What you are asked to do. Each entry that follows must be output without any deviation.

(Dataset records)
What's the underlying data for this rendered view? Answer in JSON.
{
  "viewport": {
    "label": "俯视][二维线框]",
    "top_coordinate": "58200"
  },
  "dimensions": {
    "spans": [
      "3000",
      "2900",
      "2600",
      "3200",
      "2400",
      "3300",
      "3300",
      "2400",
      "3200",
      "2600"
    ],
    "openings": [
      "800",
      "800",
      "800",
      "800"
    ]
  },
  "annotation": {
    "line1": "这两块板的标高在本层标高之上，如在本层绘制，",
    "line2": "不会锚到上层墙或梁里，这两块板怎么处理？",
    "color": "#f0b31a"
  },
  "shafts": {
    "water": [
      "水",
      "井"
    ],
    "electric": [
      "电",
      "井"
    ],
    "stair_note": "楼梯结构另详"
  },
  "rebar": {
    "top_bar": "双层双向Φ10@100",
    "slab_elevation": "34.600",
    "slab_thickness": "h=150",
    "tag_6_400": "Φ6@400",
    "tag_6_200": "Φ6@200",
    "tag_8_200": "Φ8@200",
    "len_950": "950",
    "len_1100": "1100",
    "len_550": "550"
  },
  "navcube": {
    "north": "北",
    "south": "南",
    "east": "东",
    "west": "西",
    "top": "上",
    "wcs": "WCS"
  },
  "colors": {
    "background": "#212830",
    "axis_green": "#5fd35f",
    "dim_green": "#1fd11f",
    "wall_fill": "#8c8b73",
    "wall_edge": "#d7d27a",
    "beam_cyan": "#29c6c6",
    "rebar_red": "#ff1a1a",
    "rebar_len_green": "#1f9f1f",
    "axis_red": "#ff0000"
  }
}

The response.
What's the underlying data for this rendered view? Answer in JSON.
{
  "viewport": {
    "label": "俯视][二维线框]",
    "top_coordinate": "58200"
  },
  "dimensions": {
    "spans": [
      "3000",
      "2900",
      "2600",
      "3200",
      "2400",
      "3300",
      "3300",
      "2400",
      "3200",
      "2600"
    ],
    "openings": [
      "800",
      "800",
      "800",
      "800"
    ]
  },
  "annotation": {
    "line1": "这两块板的标高在本层标高之上，如在本层绘制，",
    "line2": "不会锚到上层墙或梁里，这两块板怎么处理？",
    "color": "#f0b31a"
  },
  "shafts": {
    "water": [
      "水",
      "井"
    ],
    "electric": [
      "电",
      "井"
    ],
    "stair_note": "楼梯结构另详"
  },
  "rebar": {
    "top_bar": "双层双向Φ10@100",
    "slab_elevation": "34.600",
    "slab_thickness": "h=150",
    "tag_6_400": "Φ6@400",
    "tag_6_200": "Φ6@200",
    "tag_8_200": "Φ8@200",
    "len_950": "950",
    "len_1100": "1100",
    "len_550": "550"
  },
  "navcube": {
    "north": "北",
    "south": "南",
    "east": "东",
    "west": "西",
    "top": "上",
    "wcs": "WCS"
  },
  "colors": {
    "background": "#212830",
    "axis_green": "#5fd35f",
    "dim_green": "#1fd11f",
    "wall_fill": "#8c8b73",
    "wall_edge": "#d7d27a",
    "beam_cyan": "#29c6c6",
    "rebar_red": "#ff1a1a",
    "rebar_len_green": "#1f9f1f",
    "axis_red": "#ff0000"
  }
}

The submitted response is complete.